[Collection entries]

============

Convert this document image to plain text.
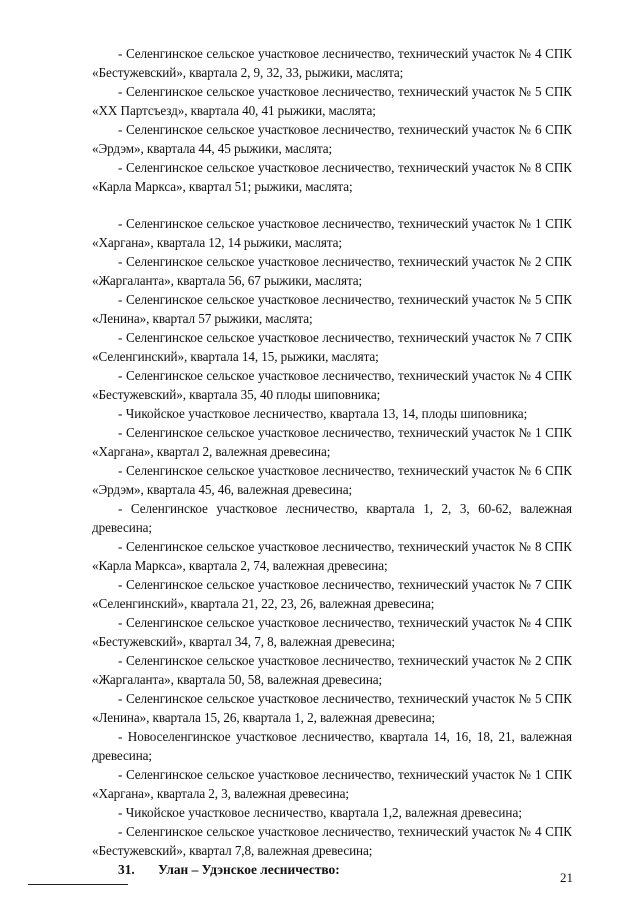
- Селенгинское сельское участковое лесничество, технический участок № 4 СПК «Бестужевский», квартала 2, 9, 32, 33, рыжики, маслята;
- Селенгинское сельское участковое лесничество, технический участок № 5 СПК «XX Партсъезд», квартала 40, 41 рыжики, маслята;
- Селенгинское сельское участковое лесничество, технический участок № 6 СПК «Эрдэм», квартала 44, 45 рыжики, маслята;
- Селенгинское сельское участковое лесничество, технический участок № 8 СПК «Карла Маркса», квартал 51; рыжики, маслята;
- Селенгинское сельское участковое лесничество, технический участок № 1 СПК «Харгана», квартала 12, 14 рыжики, маслята;
- Селенгинское сельское участковое лесничество, технический участок № 2 СПК «Жаргаланта», квартала 56, 67 рыжики, маслята;
- Селенгинское сельское участковое лесничество, технический участок № 5 СПК «Ленина», квартал 57 рыжики, маслята;
- Селенгинское сельское участковое лесничество, технический участок № 7 СПК «Селенгинский», квартала 14, 15, рыжики, маслята;
- Селенгинское сельское участковое лесничество, технический участок № 4 СПК «Бестужевский», квартала 35, 40 плоды шиповника;
- Чикойское участковое лесничество, квартала 13, 14, плоды шиповника;
- Селенгинское сельское участковое лесничество, технический участок № 1 СПК «Харгана», квартал 2, валежная древесина;
- Селенгинское сельское участковое лесничество, технический участок № 6 СПК «Эрдэм», квартала 45, 46, валежная древесина;
- Селенгинское участковое лесничество, квартала 1, 2, 3, 60-62, валежная древесина;
- Селенгинское сельское участковое лесничество, технический участок № 8 СПК «Карла Маркса», квартала 2, 74, валежная древесина;
- Селенгинское сельское участковое лесничество, технический участок № 7 СПК «Селенгинский», квартала 21, 22, 23, 26, валежная древесина;
- Селенгинское сельское участковое лесничество, технический участок № 4 СПК «Бестужевский», квартал 34, 7, 8, валежная древесина;
- Селенгинское сельское участковое лесничество, технический участок № 2 СПК «Жаргаланта», квартала 50, 58, валежная древесина;
- Селенгинское сельское участковое лесничество, технический участок № 5 СПК «Ленина», квартала 15, 26, квартала 1, 2, валежная древесина;
- Новоселенгинское участковое лесничество, квартала 14, 16, 18, 21, валежная древесина;
- Селенгинское сельское участковое лесничество, технический участок № 1 СПК «Харгана», квартала 2, 3, валежная древесина;
- Чикойское участковое лесничество, квартала 1,2, валежная древесина;
- Селенгинское сельское участковое лесничество, технический участок № 4 СПК «Бестужевский», квартал 7,8, валежная древесина;
31. Улан – Удэнское лесничество:
21
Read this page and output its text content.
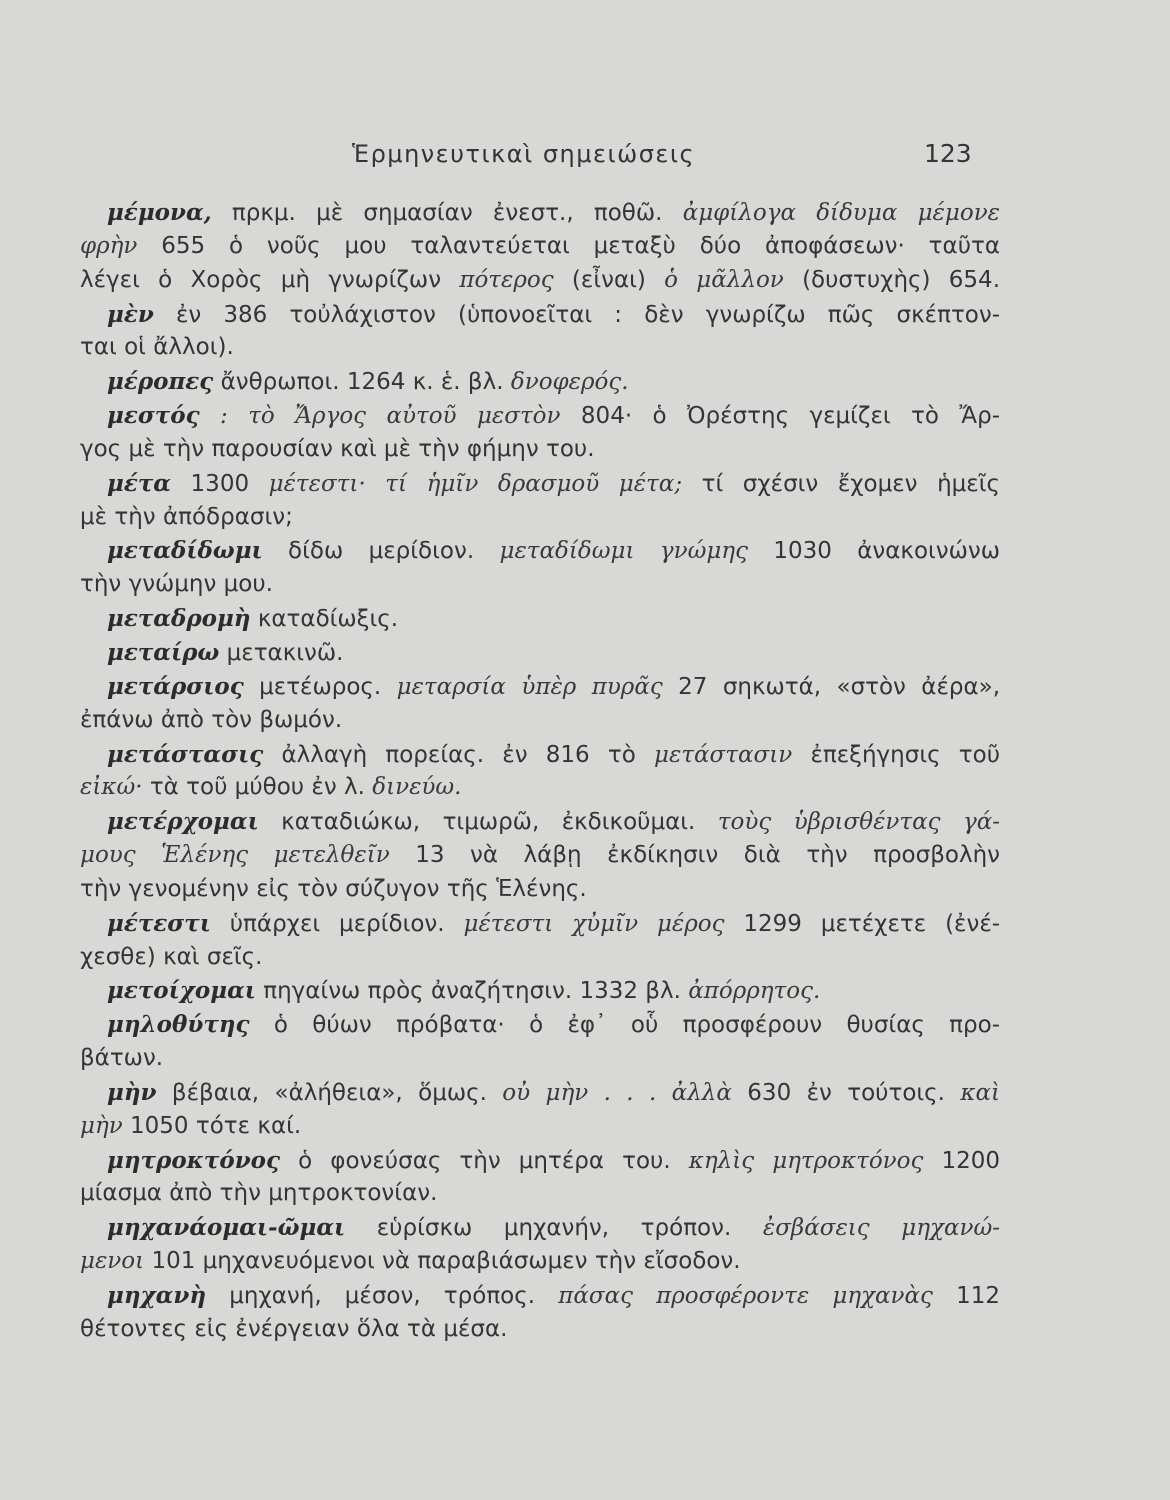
Ἑρμηνευτικαὶ σημειώσεις	123
μέμονα, πρκμ. μὲ σημασίαν ἐνεστ., ποθῶ. ἀμφίλογα δίδυμα μέμονε
φρὴν 655 ὁ νοῦς μου ταλαντεύεται μεταξὺ δύο ἀποφάσεων· ταῦτα
λέγει ὁ Χορὸς μὴ γνωρίζων πότερος (εἶναι) ὁ μᾶλλον (δυστυχὴς) 654.
μὲν ἐν 386 τοὐλάχιστον (ὑπονοεῖται : δὲν γνωρίζω πῶς σκέπτον-
ται οἱ ἄλλοι).
μέροπες ἄνθρωποι. 1264 κ. ἑ. βλ. δνοφερός.
μεστός : τὸ Ἄργος αὐτοῦ μεστὸν 804· ὁ Ὀρέστης γεμίζει τὸ Ἄρ-
γος μὲ τὴν παρουσίαν καὶ μὲ τὴν φήμην του.
μέτα 1300 μέτεστι· τί ἡμῖν δρασμοῦ μέτα; τί σχέσιν ἔχομεν ἡμεῖς
μὲ τὴν ἀπόδρασιν;
μεταδίδωμι δίδω μερίδιον. μεταδίδωμι γνώμης 1030 ἀνακοινώνω
τὴν γνώμην μου.
μεταδρομὴ καταδίωξις.
μεταίρω μετακινῶ.
μετάρσιος μετέωρος. μεταρσία ὑπὲρ πυρᾶς 27 σηκωτά, «στὸν ἀέρα»,
ἐπάνω ἀπὸ τὸν βωμόν.
μετάστασις ἀλλαγὴ πορείας. ἐν 816 τὸ μετάστασιν ἐπεξήγησις τοῦ
εἰκώ· τὰ τοῦ μύθου ἐν λ. δινεύω.
μετέρχομαι καταδιώκω, τιμωρῶ, ἐκδικοῦμαι. τοὺς ὑβρισθέντας γά-
μους Ἑλένης μετελθεῖν 13 νὰ λάβῃ ἐκδίκησιν διὰ τὴν προσβολὴν
τὴν γενομένην εἰς τὸν σύζυγον τῆς Ἑλένης.
μέτεστι ὑπάρχει μερίδιον. μέτεστι χὐμῖν μέρος 1299 μετέχετε (ἐνέ-
χεσθε) καὶ σεῖς.
μετοίχομαι πηγαίνω πρὸς ἀναζήτησιν. 1332 βλ. ἀπόρρητος.
μηλοθύτης ὁ θύων πρόβατα· ὁ ἐφ᾽ οὗ προσφέρουν θυσίας προ-
βάτων.
μὴν βέβαια, «ἀλήθεια», ὅμως. οὐ μὴν . . . ἀλλὰ 630 ἐν τούτοις. καὶ
μὴν 1050 τότε καί.
μητροκτόνος ὁ φονεύσας τὴν μητέρα του. κηλὶς μητροκτόνος 1200
μίασμα ἀπὸ τὴν μητροκτονίαν.
μηχανάομαι-ῶμαι εὑρίσκω μηχανήν, τρόπον. ἐσβάσεις μηχανώ-
μενοι 101 μηχανευόμενοι νὰ παραβιάσωμεν τὴν εἴσοδον.
μηχανὴ μηχανή, μέσον, τρόπος. πάσας προσφέροντε μηχανὰς 112
θέτοντες εἰς ἐνέργειαν ὅλα τὰ μέσα.
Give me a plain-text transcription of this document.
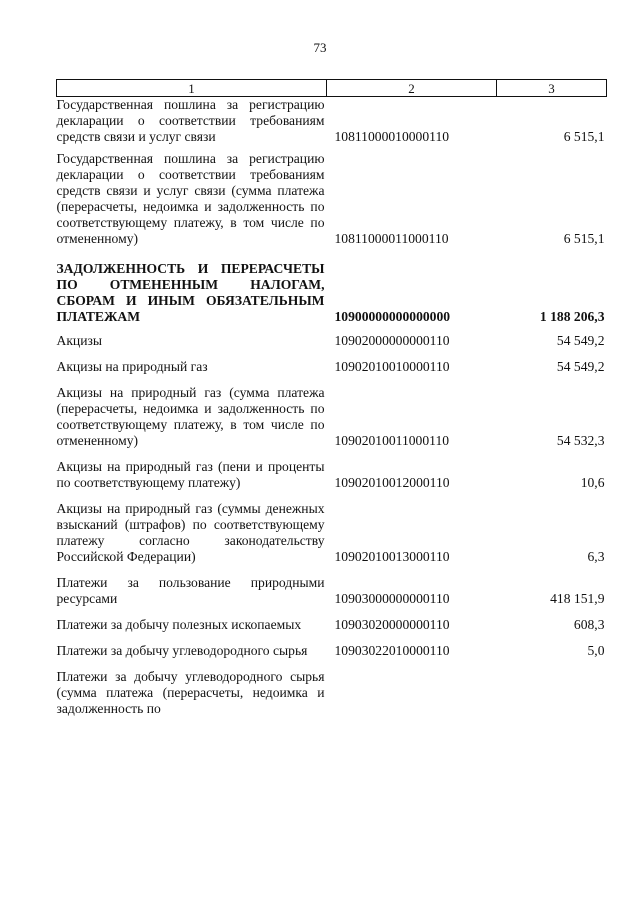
73
1	2	3
Государственная пошлина за регистрацию декларации о соответствии требованиям средств связи и услуг связи	10811000010000110	6 515,1
Государственная пошлина за регистрацию декларации о соответствии требованиям средств связи и услуг связи (сумма платежа (перерасчеты, недоимка и задолженность по соответствующему платежу, в том числе по отмененному)	10811000011000110	6 515,1
ЗАДОЛЖЕННОСТЬ И ПЕРЕРАСЧЕТЫ ПО ОТМЕНЕННЫМ НАЛОГАМ, СБОРАМ И ИНЫМ ОБЯЗАТЕЛЬНЫМ ПЛАТЕЖАМ	10900000000000000	1 188 206,3
Акцизы	10902000000000110	54 549,2
Акцизы на природный газ	10902010010000110	54 549,2
Акцизы на природный газ (сумма платежа (перерасчеты, недоимка и задолженность по соответствующему платежу, в том числе по отмененному)	10902010011000110	54 532,3
Акцизы на природный газ (пени и проценты по соответствующему платежу)	10902010012000110	10,6
Акцизы на природный газ (суммы денежных взысканий (штрафов) по соответствующему платежу согласно законодательству Российской Федерации)	10902010013000110	6,3
Платежи за пользование природными ресурсами	10903000000000110	418 151,9
Платежи за добычу полезных ископаемых	10903020000000110	608,3
Платежи за добычу углеводородного сырья	10903022010000110	5,0
Платежи за добычу углеводородного сырья (сумма платежа (перерасчеты, недоимка и задолженность по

============

> WRITTEN EXERCISE:
Reproduce the data above in full, exactly as it is, with the pictures left out.

> EXERCISE ANSWER:
Convert this document image to plain text.
- Селенгинское сельское участковое лесничество, технический участок № 4 СПК «Бестужевский», квартала 2, 9, 32, 33, рыжики, маслята;
- Селенгинское сельское участковое лесничество, технический участок № 5 СПК «XX Партсъезд», квартала 40, 41 рыжики, маслята;
- Селенгинское сельское участковое лесничество, технический участок № 6 СПК «Эрдэм», квартала 44, 45 рыжики, маслята;
- Селенгинское сельское участковое лесничество, технический участок № 8 СПК «Карла Маркса», квартал 51; рыжики, маслята;
- Селенгинское сельское участковое лесничество, технический участок № 1 СПК «Харгана», квартала 12, 14 рыжики, маслята;
- Селенгинское сельское участковое лесничество, технический участок № 2 СПК «Жаргаланта», квартала 56, 67 рыжики, маслята;
- Селенгинское сельское участковое лесничество, технический участок № 5 СПК «Ленина», квартал 57 рыжики, маслята;
- Селенгинское сельское участковое лесничество, технический участок № 7 СПК «Селенгинский», квартала 14, 15, рыжики, маслята;
- Селенгинское сельское участковое лесничество, технический участок № 4 СПК «Бестужевский», квартала 35, 40 плоды шиповника;
- Чикойское участковое лесничество, квартала 13, 14, плоды шиповника;
- Селенгинское сельское участковое лесничество, технический участок № 1 СПК «Харгана», квартал 2, валежная древесина;
- Селенгинское сельское участковое лесничество, технический участок № 6 СПК «Эрдэм», квартала 45, 46, валежная древесина;
- Селенгинское участковое лесничество, квартала 1, 2, 3, 60-62, валежная древесина;
- Селенгинское сельское участковое лесничество, технический участок № 8 СПК «Карла Маркса», квартала 2, 74, валежная древесина;
- Селенгинское сельское участковое лесничество, технический участок № 7 СПК «Селенгинский», квартала 21, 22, 23, 26, валежная древесина;
- Селенгинское сельское участковое лесничество, технический участок № 4 СПК «Бестужевский», квартал 34, 7, 8, валежная древесина;
- Селенгинское сельское участковое лесничество, технический участок № 2 СПК «Жаргаланта», квартала 50, 58, валежная древесина;
- Селенгинское сельское участковое лесничество, технический участок № 5 СПК «Ленина», квартала 15, 26, квартала 1, 2, валежная древесина;
- Новоселенгинское участковое лесничество, квартала 14, 16, 18, 21, валежная древесина;
- Селенгинское сельское участковое лесничество, технический участок № 1 СПК «Харгана», квартала 2, 3, валежная древесина;
- Чикойское участковое лесничество, квартала 1,2, валежная древесина;
- Селенгинское сельское участковое лесничество, технический участок № 4 СПК «Бестужевский», квартал 7,8, валежная древесина;
31. Улан – Удэнское лесничество:
21
Read this page and output its text content.
Ἑρμηνευτικαὶ σημειώσεις	123
μέμονα, πρκμ. μὲ σημασίαν ἐνεστ., ποθῶ. ἀμφίλογα δίδυμα μέμονε
φρὴν 655 ὁ νοῦς μου ταλαντεύεται μεταξὺ δύο ἀποφάσεων· ταῦτα
λέγει ὁ Χορὸς μὴ γνωρίζων πότερος (εἶναι) ὁ μᾶλλον (δυστυχὴς) 654.
μὲν ἐν 386 τοὐλάχιστον (ὑπονοεῖται : δὲν γνωρίζω πῶς σκέπτον-
ται οἱ ἄλλοι).
μέροπες ἄνθρωποι. 1264 κ. ἑ. βλ. δνοφερός.
μεστός : τὸ Ἄργος αὐτοῦ μεστὸν 804· ὁ Ὀρέστης γεμίζει τὸ Ἄρ-
γος μὲ τὴν παρουσίαν καὶ μὲ τὴν φήμην του.
μέτα 1300 μέτεστι· τί ἡμῖν δρασμοῦ μέτα; τί σχέσιν ἔχομεν ἡμεῖς
μὲ τὴν ἀπόδρασιν;
μεταδίδωμι δίδω μερίδιον. μεταδίδωμι γνώμης 1030 ἀνακοινώνω
τὴν γνώμην μου.
μεταδρομὴ καταδίωξις.
μεταίρω μετακινῶ.
μετάρσιος μετέωρος. μεταρσία ὑπὲρ πυρᾶς 27 σηκωτά, «στὸν ἀέρα»,
ἐπάνω ἀπὸ τὸν βωμόν.
μετάστασις ἀλλαγὴ πορείας. ἐν 816 τὸ μετάστασιν ἐπεξήγησις τοῦ
εἰκώ· τὰ τοῦ μύθου ἐν λ. δινεύω.
μετέρχομαι καταδιώκω, τιμωρῶ, ἐκδικοῦμαι. τοὺς ὑβρισθέντας γά-
μους Ἑλένης μετελθεῖν 13 νὰ λάβῃ ἐκδίκησιν διὰ τὴν προσβολὴν
τὴν γενομένην εἰς τὸν σύζυγον τῆς Ἑλένης.
μέτεστι ὑπάρχει μερίδιον. μέτεστι χὐμῖν μέρος 1299 μετέχετε (ἐνέ-
χεσθε) καὶ σεῖς.
μετοίχομαι πηγαίνω πρὸς ἀναζήτησιν. 1332 βλ. ἀπόρρητος.
μηλοθύτης ὁ θύων πρόβατα· ὁ ἐφ᾽ οὗ προσφέρουν θυσίας προ-
βάτων.
μὴν βέβαια, «ἀλήθεια», ὅμως. οὐ μὴν . . . ἀλλὰ 630 ἐν τούτοις. καὶ
μὴν 1050 τότε καί.
μητροκτόνος ὁ φονεύσας τὴν μητέρα του. κηλὶς μητροκτόνος 1200
μίασμα ἀπὸ τὴν μητροκτονίαν.
μηχανάομαι-ῶμαι εὑρίσκω μηχανήν, τρόπον. ἐσβάσεις μηχανώ-
μενοι 101 μηχανευόμενοι νὰ παραβιάσωμεν τὴν εἴσοδον.
μηχανὴ μηχανή, μέσον, τρόπος. πάσας προσφέροντε μηχανὰς 112
θέτοντες εἰς ἐνέργειαν ὅλα τὰ μέσα.
Give me a plain-text transcription of this document.
73
1	2	3
Государственная пошлина за регистрацию декларации о соответствии требованиям средств связи и услуг связи	10811000010000110	6 515,1
Государственная пошлина за регистрацию декларации о соответствии требованиям средств связи и услуг связи (сумма платежа (перерасчеты, недоимка и задолженность по соответствующему платежу, в том числе по отмененному)	10811000011000110	6 515,1
ЗАДОЛЖЕННОСТЬ И ПЕРЕРАСЧЕТЫ ПО ОТМЕНЕННЫМ НАЛОГАМ, СБОРАМ И ИНЫМ ОБЯЗАТЕЛЬНЫМ ПЛАТЕЖАМ	10900000000000000	1 188 206,3
Акцизы	10902000000000110	54 549,2
Акцизы на природный газ	10902010010000110	54 549,2
Акцизы на природный газ (сумма платежа (перерасчеты, недоимка и задолженность по соответствующему платежу, в том числе по отмененному)	10902010011000110	54 532,3
Акцизы на природный газ (пени и проценты по соответствующему платежу)	10902010012000110	10,6
Акцизы на природный газ (суммы денежных взысканий (штрафов) по соответствующему платежу согласно законодательству Российской Федерации)	10902010013000110	6,3
Платежи за пользование природными ресурсами	10903000000000110	418 151,9
Платежи за добычу полезных ископаемых	10903020000000110	608,3
Платежи за добычу углеводородного сырья	10903022010000110	5,0
Платежи за добычу углеводородного сырья (сумма платежа (перерасчеты, недоимка и задолженность по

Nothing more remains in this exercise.